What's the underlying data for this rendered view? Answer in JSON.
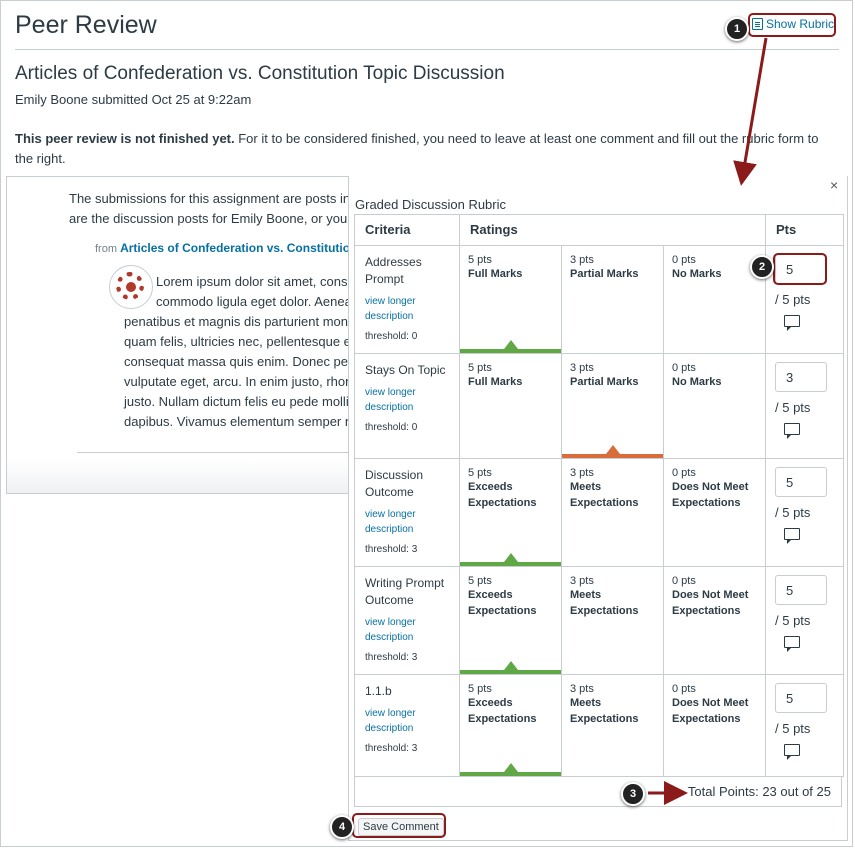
{
  "header": {
    "page_title": "Peer Review",
    "show_rubric_label": "Show Rubric",
    "assignment_title": "Articles of Confederation vs. Constitution Topic Discussion",
    "submitted_line": "Emily Boone submitted Oct 25 at 9:22am",
    "notice_bold": "This peer review is not finished yet.",
    "notice_rest": " For it to be considered finished, you need to leave at least one comment and fill out the rubric form to the right."
  },
  "discussion": {
    "intro_line1": "The submissions for this assignment are posts in t",
    "intro_line2": "are the discussion posts for Emily Boone, or you c",
    "from_label": "from",
    "from_link": "Articles of Confederation vs. Constitution",
    "lorem": [
      "Lorem ipsum dolor sit amet, conse",
      "commodo ligula eget dolor. Aenea",
      "penatibus et magnis dis parturient monte",
      "quam felis, ultricies nec, pellentesque eu,",
      "consequat massa quis enim. Donec pede",
      "vulputate eget, arcu. In enim justo, rhonc",
      "justo. Nullam dictum felis eu pede mollis",
      "dapibus. Vivamus elementum semper nis"
    ]
  },
  "rubric": {
    "close_glyph": "×",
    "title": "Graded Discussion Rubric",
    "headers": {
      "criteria": "Criteria",
      "ratings": "Ratings",
      "pts": "Pts"
    },
    "rows": [
      {
        "name": "Addresses Prompt",
        "link": "view longer description",
        "threshold": "threshold: 0",
        "ratings": [
          {
            "pts": "5 pts",
            "desc": "Full Marks"
          },
          {
            "pts": "3 pts",
            "desc": "Partial Marks"
          },
          {
            "pts": "0 pts",
            "desc": "No Marks"
          }
        ],
        "selected": 0,
        "selected_color": "#5fa845",
        "score": "5",
        "outof": "/ 5 pts"
      },
      {
        "name": "Stays On Topic",
        "link": "view longer description",
        "threshold": "threshold: 0",
        "ratings": [
          {
            "pts": "5 pts",
            "desc": "Full Marks"
          },
          {
            "pts": "3 pts",
            "desc": "Partial Marks"
          },
          {
            "pts": "0 pts",
            "desc": "No Marks"
          }
        ],
        "selected": 1,
        "selected_color": "#d86c3a",
        "score": "3",
        "outof": "/ 5 pts"
      },
      {
        "name": "Discussion Outcome",
        "link": "view longer description",
        "threshold": "threshold: 3",
        "ratings": [
          {
            "pts": "5 pts",
            "desc": "Exceeds Expectations"
          },
          {
            "pts": "3 pts",
            "desc": "Meets Expectations"
          },
          {
            "pts": "0 pts",
            "desc": "Does Not Meet Expectations"
          }
        ],
        "selected": 0,
        "selected_color": "#5fa845",
        "score": "5",
        "outof": "/ 5 pts"
      },
      {
        "name": "Writing Prompt Outcome",
        "link": "view longer description",
        "threshold": "threshold: 3",
        "ratings": [
          {
            "pts": "5 pts",
            "desc": "Exceeds Expectations"
          },
          {
            "pts": "3 pts",
            "desc": "Meets Expectations"
          },
          {
            "pts": "0 pts",
            "desc": "Does Not Meet Expectations"
          }
        ],
        "selected": 0,
        "selected_color": "#5fa845",
        "score": "5",
        "outof": "/ 5 pts"
      },
      {
        "name": "1.1.b",
        "link": "view longer description",
        "threshold": "threshold: 3",
        "ratings": [
          {
            "pts": "5 pts",
            "desc": "Exceeds Expectations"
          },
          {
            "pts": "3 pts",
            "desc": "Meets Expectations"
          },
          {
            "pts": "0 pts",
            "desc": "Does Not Meet Expectations"
          }
        ],
        "selected": 0,
        "selected_color": "#5fa845",
        "score": "5",
        "outof": "/ 5 pts"
      }
    ],
    "total": "Total Points: 23 out of 25",
    "save_comment": "Save Comment"
  },
  "callouts": [
    "1",
    "2",
    "3",
    "4"
  ],
  "colors": {
    "callout_red": "#8b1a1a",
    "link_blue": "#0770a3"
  }
}
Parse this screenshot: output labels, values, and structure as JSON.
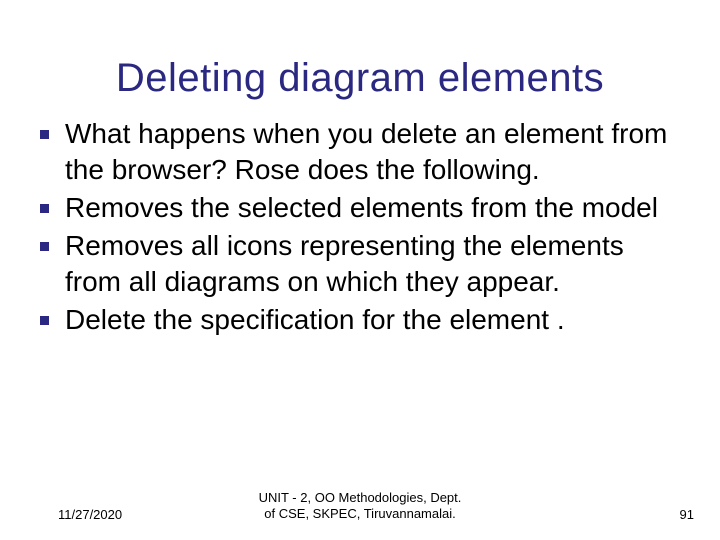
{
  "title": "Deleting diagram elements",
  "bullets": [
    "What happens when you delete an element from the browser? Rose does the following.",
    "Removes the selected elements from the model",
    "Removes all icons representing the elements from all diagrams on which they appear.",
    "Delete the specification for the element ."
  ],
  "footer": {
    "date": "11/27/2020",
    "center": "UNIT - 2, OO Methodologies, Dept.\nof CSE, SKPEC, Tiruvannamalai.",
    "page": "91"
  }
}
━━━━━━━━━━━━━━━━━━━━
Without the pictures, return the entries exactly as they appear.

What's the underlying data for this rendered view? Answer in JSON.
{
  "header": {
    "page_title": "Peer Review",
    "show_rubric_label": "Show Rubric",
    "assignment_title": "Articles of Confederation vs. Constitution Topic Discussion",
    "submitted_line": "Emily Boone submitted Oct 25 at 9:22am",
    "notice_bold": "This peer review is not finished yet.",
    "notice_rest": " For it to be considered finished, you need to leave at least one comment and fill out the rubric form to the right."
  },
  "discussion": {
    "intro_line1": "The submissions for this assignment are posts in t",
    "intro_line2": "are the discussion posts for Emily Boone, or you c",
    "from_label": "from",
    "from_link": "Articles of Confederation vs. Constitution",
    "lorem": [
      "Lorem ipsum dolor sit amet, conse",
      "commodo ligula eget dolor. Aenea",
      "penatibus et magnis dis parturient monte",
      "quam felis, ultricies nec, pellentesque eu,",
      "consequat massa quis enim. Donec pede",
      "vulputate eget, arcu. In enim justo, rhonc",
      "justo. Nullam dictum felis eu pede mollis",
      "dapibus. Vivamus elementum semper nis"
    ]
  },
  "rubric": {
    "close_glyph": "×",
    "title": "Graded Discussion Rubric",
    "headers": {
      "criteria": "Criteria",
      "ratings": "Ratings",
      "pts": "Pts"
    },
    "rows": [
      {
        "name": "Addresses Prompt",
        "link": "view longer description",
        "threshold": "threshold: 0",
        "ratings": [
          {
            "pts": "5 pts",
            "desc": "Full Marks"
          },
          {
            "pts": "3 pts",
            "desc": "Partial Marks"
          },
          {
            "pts": "0 pts",
            "desc": "No Marks"
          }
        ],
        "selected": 0,
        "selected_color": "#5fa845",
        "score": "5",
        "outof": "/ 5 pts"
      },
      {
        "name": "Stays On Topic",
        "link": "view longer description",
        "threshold": "threshold: 0",
        "ratings": [
          {
            "pts": "5 pts",
            "desc": "Full Marks"
          },
          {
            "pts": "3 pts",
            "desc": "Partial Marks"
          },
          {
            "pts": "0 pts",
            "desc": "No Marks"
          }
        ],
        "selected": 1,
        "selected_color": "#d86c3a",
        "score": "3",
        "outof": "/ 5 pts"
      },
      {
        "name": "Discussion Outcome",
        "link": "view longer description",
        "threshold": "threshold: 3",
        "ratings": [
          {
            "pts": "5 pts",
            "desc": "Exceeds Expectations"
          },
          {
            "pts": "3 pts",
            "desc": "Meets Expectations"
          },
          {
            "pts": "0 pts",
            "desc": "Does Not Meet Expectations"
          }
        ],
        "selected": 0,
        "selected_color": "#5fa845",
        "score": "5",
        "outof": "/ 5 pts"
      },
      {
        "name": "Writing Prompt Outcome",
        "link": "view longer description",
        "threshold": "threshold: 3",
        "ratings": [
          {
            "pts": "5 pts",
            "desc": "Exceeds Expectations"
          },
          {
            "pts": "3 pts",
            "desc": "Meets Expectations"
          },
          {
            "pts": "0 pts",
            "desc": "Does Not Meet Expectations"
          }
        ],
        "selected": 0,
        "selected_color": "#5fa845",
        "score": "5",
        "outof": "/ 5 pts"
      },
      {
        "name": "1.1.b",
        "link": "view longer description",
        "threshold": "threshold: 3",
        "ratings": [
          {
            "pts": "5 pts",
            "desc": "Exceeds Expectations"
          },
          {
            "pts": "3 pts",
            "desc": "Meets Expectations"
          },
          {
            "pts": "0 pts",
            "desc": "Does Not Meet Expectations"
          }
        ],
        "selected": 0,
        "selected_color": "#5fa845",
        "score": "5",
        "outof": "/ 5 pts"
      }
    ],
    "total": "Total Points: 23 out of 25",
    "save_comment": "Save Comment"
  },
  "callouts": [
    "1",
    "2",
    "3",
    "4"
  ],
  "colors": {
    "callout_red": "#8b1a1a",
    "link_blue": "#0770a3"
  }
}
Parse this screenshot: output labels, values, and structure as JSON.
{
  "title": "Deleting diagram elements",
  "bullets": [
    "What happens when you delete an element from the browser? Rose does the following.",
    "Removes the selected elements from the model",
    "Removes all icons representing the elements from all diagrams on which they appear.",
    "Delete the specification for the element ."
  ],
  "footer": {
    "date": "11/27/2020",
    "center": "UNIT - 2, OO Methodologies, Dept.\nof CSE, SKPEC, Tiruvannamalai.",
    "page": "91"
  }
}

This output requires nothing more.